A special interest bar association annually holds a softball challenge. In the past, lawyers have sponsored lawyer players and judges have sponsored judge players, which sponsorship involves cash donations which go to the benefit of the bar association, mention of the sponsor in the event program, and sometimes a T-shirt or other token of sponsorship. We are asked whether it would be a violation of ethics rules if lawyers were solicited by the bar association to sponsor particular judge players, with each lawyer's donation not to exceed $100.00.

A judge may "engage in the arts, sports, and other social and recreational activities, if such avocational activities do not detract from the dignity of [judicial] office or interfere with the performance of judicial duties," MCJC 5A. We do not see any reason why a judge's participation in the event would detract from the dignity of the office or interfere with judicial duties.

• Dataset:
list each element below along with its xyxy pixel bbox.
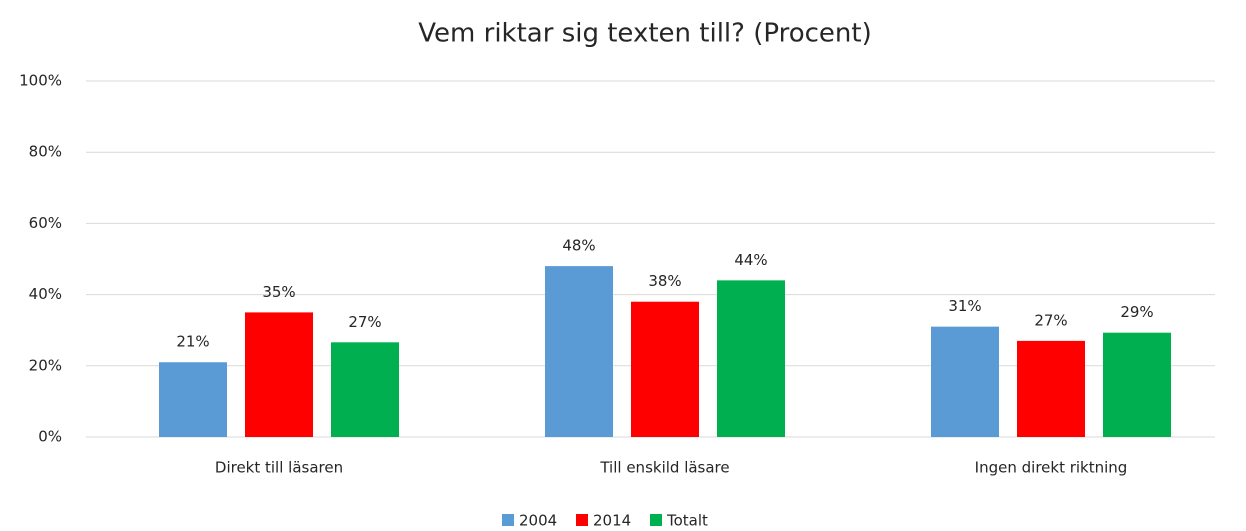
legend-swatch xyxy=(502,514,514,526)
data-label: 44% xyxy=(734,251,767,269)
data-label: 29% xyxy=(1120,303,1153,321)
y-tick-label: 0% xyxy=(38,428,62,446)
y-tick-label: 80% xyxy=(29,143,62,161)
bar xyxy=(245,312,313,437)
y-tick-label: 100% xyxy=(19,72,62,90)
bar xyxy=(717,280,785,437)
data-label: 21% xyxy=(176,333,209,351)
x-tick-label: Till enskild läsare xyxy=(599,459,729,477)
x-tick-label: Ingen direkt riktning xyxy=(975,459,1128,477)
bar xyxy=(159,362,227,437)
bar xyxy=(931,326,999,437)
legend-label: 2004 xyxy=(519,512,557,530)
chart-title: Vem riktar sig texten till? (Procent) xyxy=(418,19,871,49)
x-tick-label: Direkt till läsaren xyxy=(215,459,343,477)
bar xyxy=(1017,340,1085,437)
data-label: 35% xyxy=(262,283,295,301)
legend-label: Totalt xyxy=(666,512,708,530)
data-label: 27% xyxy=(1034,311,1067,329)
data-label: 31% xyxy=(948,297,981,315)
bar xyxy=(631,301,699,437)
data-label: 38% xyxy=(648,272,681,290)
bar xyxy=(545,266,613,437)
y-tick-label: 40% xyxy=(29,285,62,303)
bar xyxy=(1103,332,1171,437)
legend-swatch xyxy=(650,514,662,526)
y-tick-label: 60% xyxy=(29,214,62,232)
legend-swatch xyxy=(576,514,588,526)
data-label: 27% xyxy=(348,313,381,331)
legend-label: 2014 xyxy=(593,512,631,530)
y-tick-label: 20% xyxy=(29,356,62,374)
bar xyxy=(331,342,399,437)
data-label: 48% xyxy=(562,237,595,255)
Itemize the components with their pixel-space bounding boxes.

• Exercise requirements:
[A] In the softball challenge text, what is the most each lawyer's donation may be?
[B] Please resume the softball challenge text after its last sentence and continue writing it.
The entries have no connection to the softball challenge text.

• Answers by task:
[A] $100.00

[B]
MCJC 5B prohibits a judge from individually soliciting funds for any educational, religious, charitable, fraternal or civic organization, and from permitting the use of the prestige of the judge's office for that purpose. JI-33 distinguished fund solicitation by a judge personally from solicitation by a nonlawyer employed by an organization of judges; solicitation by nonlawyers for charitable and educational purposes was not improper, even though the solicitation was done in the name of the organization of judges. Also, J-1 noted that judges may participate in walk-a-thons, where donations were calculated by the number of miles walked by the judge, as long as the judge did not sign up the contributors. Thus, there appears to be no ethical violation for the bar association to solicit cash donations from lawyers to sponsor the judge players.

Therefore, it is not unethical for a bar association to solicit cash donations from lawyers to sponsor judge players in a softball event organized by the bar association.